— Begin DATASET CONTENT —
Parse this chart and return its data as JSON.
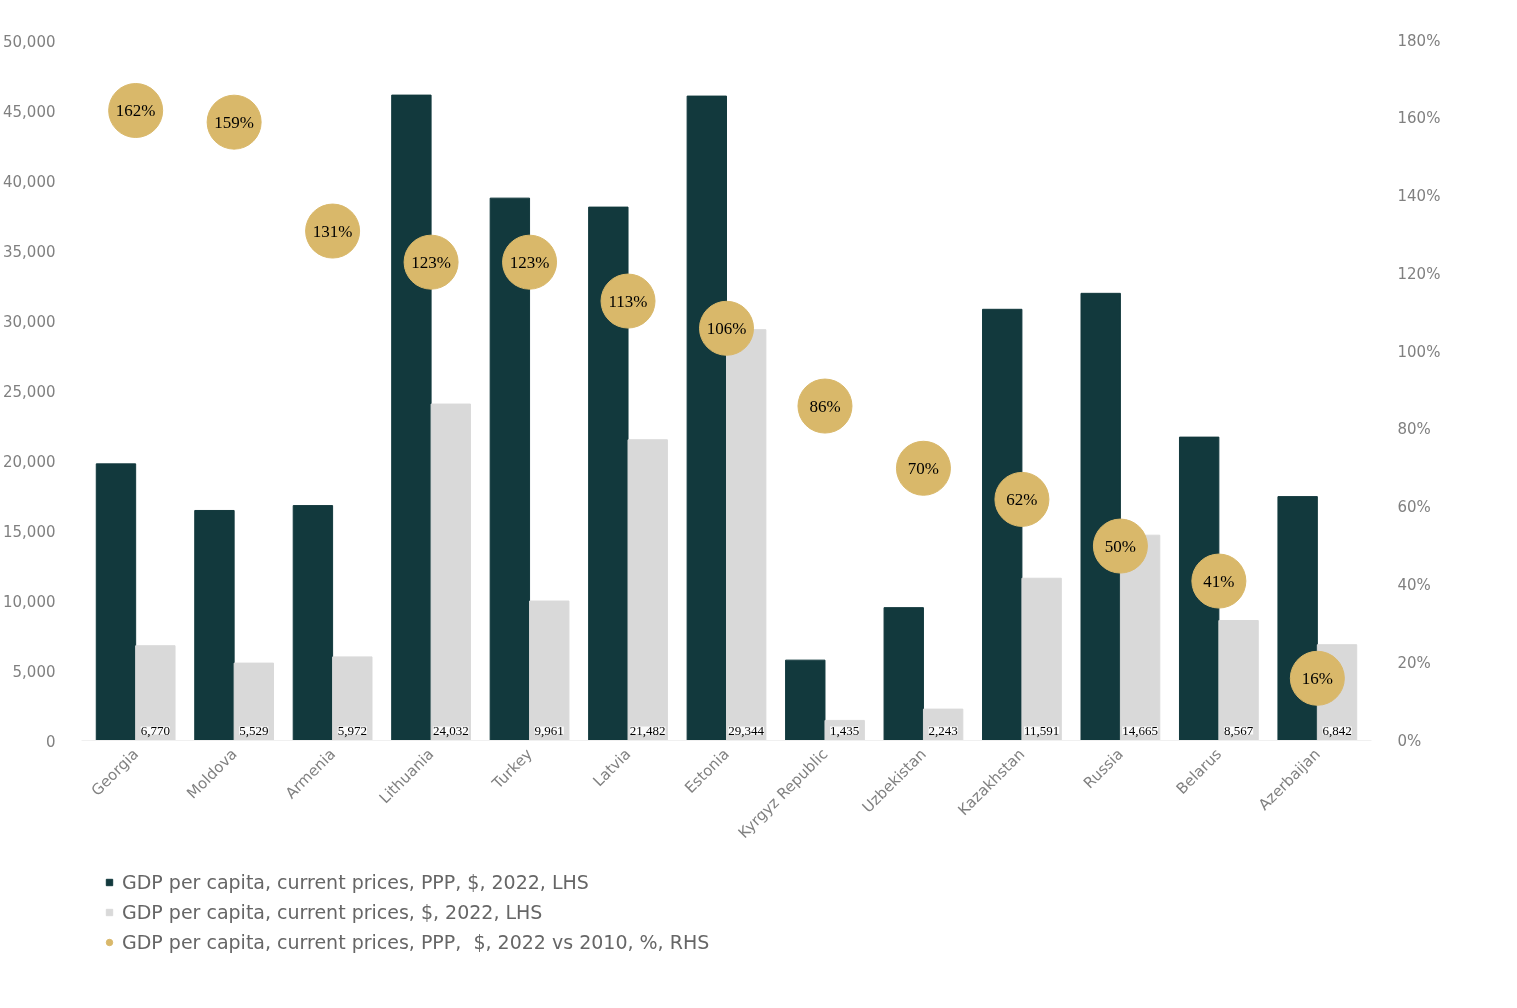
{
  "chart_data": {
    "type": "bar",
    "categories": [
      "Georgia",
      "Moldova",
      "Armenia",
      "Lithuania",
      "Turkey",
      "Latvia",
      "Estonia",
      "Kyrgyz Republic",
      "Uzbekistan",
      "Kazakhstan",
      "Russia",
      "Belarus",
      "Azerbaijan"
    ],
    "series": [
      {
        "name": "GDP per capita, current prices, PPP, $, 2022, LHS",
        "color": "#12393d",
        "values": [
          19760,
          16430,
          16780,
          46100,
          38740,
          38100,
          46030,
          5740,
          9490,
          30800,
          31940,
          21670,
          17420
        ]
      },
      {
        "name": "GDP per capita, current prices, $, 2022, LHS",
        "color": "#d9d9d9",
        "values": [
          6770,
          5529,
          5972,
          24032,
          9961,
          21482,
          29344,
          1435,
          2243,
          11591,
          14665,
          8567,
          6842
        ],
        "value_labels": [
          "6,770",
          "5,529",
          "5,972",
          "24,032",
          "9,961",
          "21,482",
          "29,344",
          "1,435",
          "2,243",
          "11,591",
          "14,665",
          "8,567",
          "6,842"
        ]
      },
      {
        "name": "GDP per capita, current prices, PPP,  $, 2022 vs 2010, %, RHS",
        "type": "scatter",
        "axis": "y2",
        "marker": "circle",
        "color": "#d9b86a",
        "values": [
          162,
          159,
          131,
          123,
          123,
          113,
          106,
          86,
          70,
          62,
          50,
          41,
          16
        ],
        "value_labels": [
          "162%",
          "159%",
          "131%",
          "123%",
          "123%",
          "113%",
          "106%",
          "86%",
          "70%",
          "62%",
          "50%",
          "41%",
          "16%"
        ]
      }
    ],
    "ylim": [
      0,
      50000
    ],
    "yticks": [
      {
        "value": 0,
        "label": "0"
      },
      {
        "value": 5000,
        "label": "5,000"
      },
      {
        "value": 10000,
        "label": "10,000"
      },
      {
        "value": 15000,
        "label": "15,000"
      },
      {
        "value": 20000,
        "label": "20,000"
      },
      {
        "value": 25000,
        "label": "25,000"
      },
      {
        "value": 30000,
        "label": "30,000"
      },
      {
        "value": 35000,
        "label": "35,000"
      },
      {
        "value": 40000,
        "label": "40,000"
      },
      {
        "value": 45000,
        "label": "45,000"
      },
      {
        "value": 50000,
        "label": "50,000"
      }
    ],
    "y2lim": [
      0,
      180
    ],
    "y2ticks": [
      {
        "value": 0,
        "label": "0%"
      },
      {
        "value": 20,
        "label": "20%"
      },
      {
        "value": 40,
        "label": "40%"
      },
      {
        "value": 60,
        "label": "60%"
      },
      {
        "value": 80,
        "label": "80%"
      },
      {
        "value": 100,
        "label": "100%"
      },
      {
        "value": 120,
        "label": "120%"
      },
      {
        "value": 140,
        "label": "140%"
      },
      {
        "value": 160,
        "label": "160%"
      },
      {
        "value": 180,
        "label": "180%"
      }
    ],
    "grid": false,
    "legend": "bottom"
  }
}
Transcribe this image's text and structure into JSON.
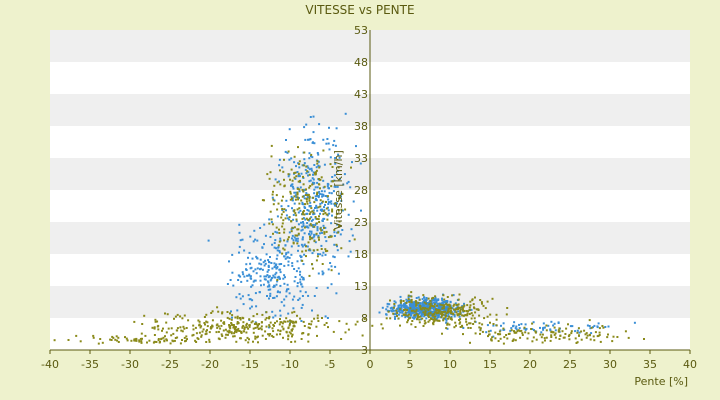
{
  "chart_data": {
    "type": "scatter",
    "title": "VITESSE vs PENTE",
    "xlabel": "Pente [%]",
    "ylabel": "Vitesse [km/h]",
    "xlim": [
      -40,
      40
    ],
    "ylim": [
      3,
      53
    ],
    "xticks": [
      -40,
      -35,
      -30,
      -25,
      -20,
      -15,
      -10,
      -5,
      0,
      5,
      10,
      15,
      20,
      25,
      30,
      35,
      40
    ],
    "yticks": [
      3,
      8,
      13,
      18,
      23,
      28,
      33,
      38,
      43,
      48,
      53
    ],
    "grid": "horizontal bands",
    "legend": "none",
    "colors": {
      "page_background": "#eef2cd",
      "plot_background": "#ffffff",
      "band": "#efefef",
      "series_blue": "#3a8fd6",
      "series_olive": "#8a8a1a",
      "axis": "#5a5a10"
    },
    "series": [
      {
        "color": "#3a8fd6",
        "description_clusters": [
          {
            "x_center": -7,
            "x_spread": 3.5,
            "y_center": 26,
            "y_spread": 9,
            "count": 380
          },
          {
            "x_center": -12,
            "x_spread": 4.5,
            "y_center": 15,
            "y_spread": 6,
            "count": 260
          },
          {
            "x_center": 7,
            "x_spread": 3.5,
            "y_center": 9.5,
            "y_spread": 1.2,
            "count": 650
          },
          {
            "x_center": 20,
            "x_spread": 8,
            "y_center": 6.5,
            "y_spread": 0.9,
            "count": 70
          }
        ]
      },
      {
        "color": "#8a8a1a",
        "description_clusters": [
          {
            "x_center": -8,
            "x_spread": 4,
            "y_center": 25,
            "y_spread": 7,
            "count": 250
          },
          {
            "x_center": -15,
            "x_spread": 10,
            "y_center": 6.5,
            "y_spread": 2,
            "count": 330
          },
          {
            "x_center": -30,
            "x_spread": 8,
            "y_center": 4.5,
            "y_spread": 0.6,
            "count": 60
          },
          {
            "x_center": 9,
            "x_spread": 5,
            "y_center": 9,
            "y_spread": 2,
            "count": 300
          },
          {
            "x_center": 22,
            "x_spread": 9,
            "y_center": 5.5,
            "y_spread": 1.3,
            "count": 140
          }
        ]
      }
    ]
  }
}
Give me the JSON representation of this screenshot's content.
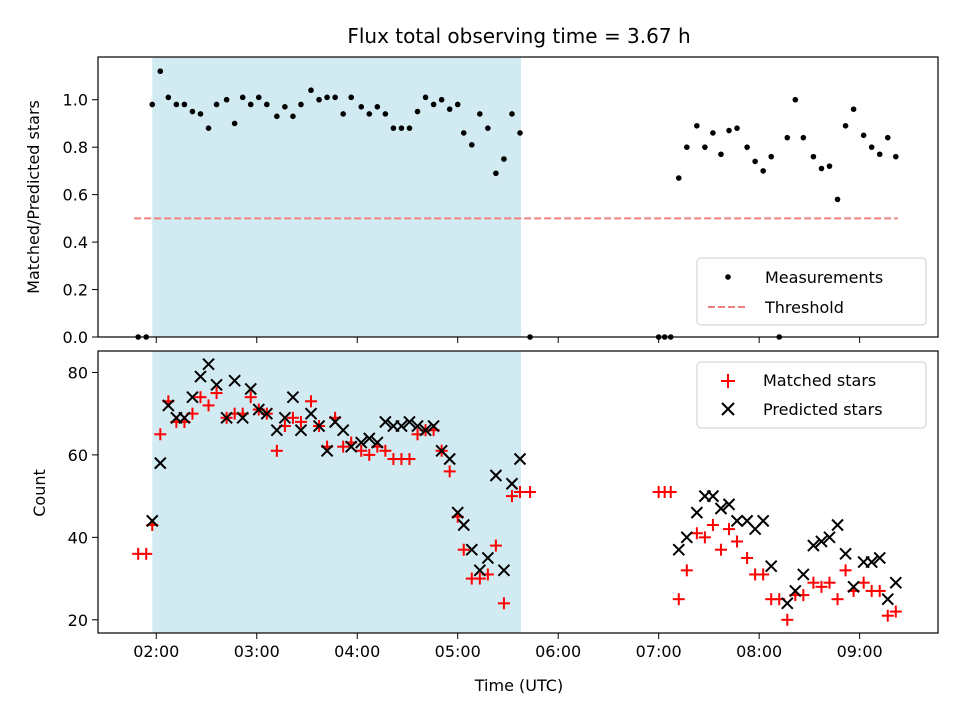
{
  "figure": {
    "title": "Flux total observing time = 3.67 h",
    "xlabel": "Time (UTC)",
    "x_ticks": [
      {
        "value": 2,
        "label": "02:00"
      },
      {
        "value": 3,
        "label": "03:00"
      },
      {
        "value": 4,
        "label": "04:00"
      },
      {
        "value": 5,
        "label": "05:00"
      },
      {
        "value": 6,
        "label": "06:00"
      },
      {
        "value": 7,
        "label": "07:00"
      },
      {
        "value": 8,
        "label": "08:00"
      },
      {
        "value": 9,
        "label": "09:00"
      }
    ],
    "xlim": [
      1.42,
      9.78
    ],
    "shaded_span": {
      "start": 1.96,
      "end": 5.63,
      "color": "#add8e6"
    }
  },
  "chart_data": [
    {
      "type": "scatter",
      "ylabel": "Matched/Predicted stars",
      "ylim": [
        0,
        1.18
      ],
      "y_ticks": [
        {
          "value": 0.0,
          "label": "0.0"
        },
        {
          "value": 0.2,
          "label": "0.2"
        },
        {
          "value": 0.4,
          "label": "0.4"
        },
        {
          "value": 0.6,
          "label": "0.6"
        },
        {
          "value": 0.8,
          "label": "0.8"
        },
        {
          "value": 1.0,
          "label": "1.0"
        }
      ],
      "legend_position": "lower-right",
      "series": [
        {
          "name": "Measurements",
          "color": "#000000",
          "marker": "dot",
          "points": [
            [
              1.82,
              0
            ],
            [
              1.9,
              0
            ],
            [
              1.96,
              0.98
            ],
            [
              2.04,
              1.12
            ],
            [
              2.12,
              1.01
            ],
            [
              2.2,
              0.98
            ],
            [
              2.28,
              0.98
            ],
            [
              2.36,
              0.95
            ],
            [
              2.44,
              0.94
            ],
            [
              2.52,
              0.88
            ],
            [
              2.6,
              0.98
            ],
            [
              2.7,
              1.0
            ],
            [
              2.78,
              0.9
            ],
            [
              2.86,
              1.01
            ],
            [
              2.94,
              0.98
            ],
            [
              3.02,
              1.01
            ],
            [
              3.1,
              0.98
            ],
            [
              3.2,
              0.93
            ],
            [
              3.28,
              0.97
            ],
            [
              3.36,
              0.93
            ],
            [
              3.44,
              0.98
            ],
            [
              3.54,
              1.04
            ],
            [
              3.62,
              1.0
            ],
            [
              3.7,
              1.01
            ],
            [
              3.78,
              1.01
            ],
            [
              3.86,
              0.94
            ],
            [
              3.94,
              1.01
            ],
            [
              4.04,
              0.97
            ],
            [
              4.12,
              0.94
            ],
            [
              4.2,
              0.97
            ],
            [
              4.28,
              0.94
            ],
            [
              4.36,
              0.88
            ],
            [
              4.44,
              0.88
            ],
            [
              4.52,
              0.88
            ],
            [
              4.6,
              0.95
            ],
            [
              4.68,
              1.01
            ],
            [
              4.76,
              0.98
            ],
            [
              4.84,
              1.0
            ],
            [
              4.92,
              0.96
            ],
            [
              5.0,
              0.98
            ],
            [
              5.06,
              0.86
            ],
            [
              5.14,
              0.81
            ],
            [
              5.22,
              0.94
            ],
            [
              5.3,
              0.88
            ],
            [
              5.38,
              0.69
            ],
            [
              5.46,
              0.75
            ],
            [
              5.54,
              0.94
            ],
            [
              5.62,
              0.86
            ],
            [
              5.72,
              0
            ],
            [
              7.0,
              0
            ],
            [
              7.06,
              0
            ],
            [
              7.12,
              0
            ],
            [
              7.2,
              0.67
            ],
            [
              7.28,
              0.8
            ],
            [
              7.38,
              0.89
            ],
            [
              7.46,
              0.8
            ],
            [
              7.54,
              0.86
            ],
            [
              7.62,
              0.77
            ],
            [
              7.7,
              0.87
            ],
            [
              7.78,
              0.88
            ],
            [
              7.88,
              0.8
            ],
            [
              7.96,
              0.74
            ],
            [
              8.04,
              0.7
            ],
            [
              8.12,
              0.76
            ],
            [
              8.2,
              0
            ],
            [
              8.28,
              0.84
            ],
            [
              8.36,
              1.0
            ],
            [
              8.44,
              0.84
            ],
            [
              8.54,
              0.76
            ],
            [
              8.62,
              0.71
            ],
            [
              8.7,
              0.72
            ],
            [
              8.78,
              0.58
            ],
            [
              8.86,
              0.89
            ],
            [
              8.94,
              0.96
            ],
            [
              9.04,
              0.85
            ],
            [
              9.12,
              0.8
            ],
            [
              9.2,
              0.77
            ],
            [
              9.28,
              0.84
            ],
            [
              9.36,
              0.76
            ]
          ]
        },
        {
          "name": "Threshold",
          "color": "#f08080",
          "line": "dashed",
          "points": [
            [
              1.78,
              0.5
            ],
            [
              9.38,
              0.5
            ]
          ]
        }
      ]
    },
    {
      "type": "scatter",
      "ylabel": "Count",
      "ylim": [
        16.8,
        85.2
      ],
      "y_ticks": [
        {
          "value": 20,
          "label": "20"
        },
        {
          "value": 40,
          "label": "40"
        },
        {
          "value": 60,
          "label": "60"
        },
        {
          "value": 80,
          "label": "80"
        }
      ],
      "legend_position": "upper-right",
      "series": [
        {
          "name": "Matched stars",
          "color": "#ff0000",
          "marker": "plus",
          "points": [
            [
              1.82,
              36
            ],
            [
              1.9,
              36
            ],
            [
              1.96,
              43
            ],
            [
              2.04,
              65
            ],
            [
              2.12,
              73
            ],
            [
              2.2,
              68
            ],
            [
              2.28,
              68
            ],
            [
              2.36,
              70
            ],
            [
              2.44,
              74
            ],
            [
              2.52,
              72
            ],
            [
              2.6,
              75
            ],
            [
              2.7,
              69
            ],
            [
              2.78,
              70
            ],
            [
              2.86,
              70
            ],
            [
              2.94,
              74
            ],
            [
              3.02,
              71
            ],
            [
              3.1,
              70
            ],
            [
              3.2,
              61
            ],
            [
              3.28,
              67
            ],
            [
              3.36,
              69
            ],
            [
              3.44,
              68
            ],
            [
              3.54,
              73
            ],
            [
              3.62,
              67
            ],
            [
              3.7,
              62
            ],
            [
              3.78,
              69
            ],
            [
              3.86,
              62
            ],
            [
              3.94,
              63
            ],
            [
              4.04,
              61
            ],
            [
              4.12,
              60
            ],
            [
              4.2,
              62
            ],
            [
              4.28,
              61
            ],
            [
              4.36,
              59
            ],
            [
              4.44,
              59
            ],
            [
              4.52,
              59
            ],
            [
              4.6,
              65
            ],
            [
              4.68,
              66
            ],
            [
              4.76,
              66
            ],
            [
              4.84,
              61
            ],
            [
              4.92,
              56
            ],
            [
              5.0,
              45
            ],
            [
              5.06,
              37
            ],
            [
              5.14,
              30
            ],
            [
              5.22,
              30
            ],
            [
              5.3,
              31
            ],
            [
              5.38,
              38
            ],
            [
              5.46,
              24
            ],
            [
              5.54,
              50
            ],
            [
              5.62,
              51
            ],
            [
              5.72,
              51
            ],
            [
              7.0,
              51
            ],
            [
              7.06,
              51
            ],
            [
              7.12,
              51
            ],
            [
              7.2,
              25
            ],
            [
              7.28,
              32
            ],
            [
              7.38,
              41
            ],
            [
              7.46,
              40
            ],
            [
              7.54,
              43
            ],
            [
              7.62,
              37
            ],
            [
              7.7,
              42
            ],
            [
              7.78,
              39
            ],
            [
              7.88,
              35
            ],
            [
              7.96,
              31
            ],
            [
              8.04,
              31
            ],
            [
              8.12,
              25
            ],
            [
              8.2,
              25
            ],
            [
              8.28,
              20
            ],
            [
              8.36,
              26
            ],
            [
              8.44,
              26
            ],
            [
              8.54,
              29
            ],
            [
              8.62,
              28
            ],
            [
              8.7,
              29
            ],
            [
              8.78,
              25
            ],
            [
              8.86,
              32
            ],
            [
              8.94,
              27
            ],
            [
              9.04,
              29
            ],
            [
              9.12,
              27
            ],
            [
              9.2,
              27
            ],
            [
              9.28,
              21
            ],
            [
              9.36,
              22
            ]
          ]
        },
        {
          "name": "Predicted stars",
          "color": "#000000",
          "marker": "x",
          "points": [
            [
              1.96,
              44
            ],
            [
              2.04,
              58
            ],
            [
              2.12,
              72
            ],
            [
              2.2,
              69
            ],
            [
              2.28,
              69
            ],
            [
              2.36,
              74
            ],
            [
              2.44,
              79
            ],
            [
              2.52,
              82
            ],
            [
              2.6,
              77
            ],
            [
              2.7,
              69
            ],
            [
              2.78,
              78
            ],
            [
              2.86,
              69
            ],
            [
              2.94,
              76
            ],
            [
              3.02,
              71
            ],
            [
              3.1,
              70
            ],
            [
              3.2,
              66
            ],
            [
              3.28,
              69
            ],
            [
              3.36,
              74
            ],
            [
              3.44,
              66
            ],
            [
              3.54,
              70
            ],
            [
              3.62,
              67
            ],
            [
              3.7,
              61
            ],
            [
              3.78,
              68
            ],
            [
              3.86,
              66
            ],
            [
              3.94,
              62
            ],
            [
              4.04,
              63
            ],
            [
              4.12,
              64
            ],
            [
              4.2,
              63
            ],
            [
              4.28,
              68
            ],
            [
              4.36,
              67
            ],
            [
              4.44,
              67
            ],
            [
              4.52,
              68
            ],
            [
              4.6,
              67
            ],
            [
              4.68,
              66
            ],
            [
              4.76,
              67
            ],
            [
              4.84,
              61
            ],
            [
              4.92,
              59
            ],
            [
              5.0,
              46
            ],
            [
              5.06,
              43
            ],
            [
              5.14,
              37
            ],
            [
              5.22,
              32
            ],
            [
              5.3,
              35
            ],
            [
              5.38,
              55
            ],
            [
              5.46,
              32
            ],
            [
              5.54,
              53
            ],
            [
              5.62,
              59
            ],
            [
              7.2,
              37
            ],
            [
              7.28,
              40
            ],
            [
              7.38,
              46
            ],
            [
              7.46,
              50
            ],
            [
              7.54,
              50
            ],
            [
              7.62,
              47
            ],
            [
              7.7,
              48
            ],
            [
              7.78,
              44
            ],
            [
              7.88,
              44
            ],
            [
              7.96,
              42
            ],
            [
              8.04,
              44
            ],
            [
              8.12,
              33
            ],
            [
              8.28,
              24
            ],
            [
              8.36,
              27
            ],
            [
              8.44,
              31
            ],
            [
              8.54,
              38
            ],
            [
              8.62,
              39
            ],
            [
              8.7,
              40
            ],
            [
              8.78,
              43
            ],
            [
              8.86,
              36
            ],
            [
              8.94,
              28
            ],
            [
              9.04,
              34
            ],
            [
              9.12,
              34
            ],
            [
              9.2,
              35
            ],
            [
              9.28,
              25
            ],
            [
              9.36,
              29
            ]
          ]
        }
      ]
    }
  ]
}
— End DATASET CONTENT —
**WRITTEN PROBLEM**
Return each line of the data that contains the string "title".

**RESPONSE TO THE TASK**
    "title": "VITESSE vs PENTE",
    "title": "Flux total observing time = 3.67 h",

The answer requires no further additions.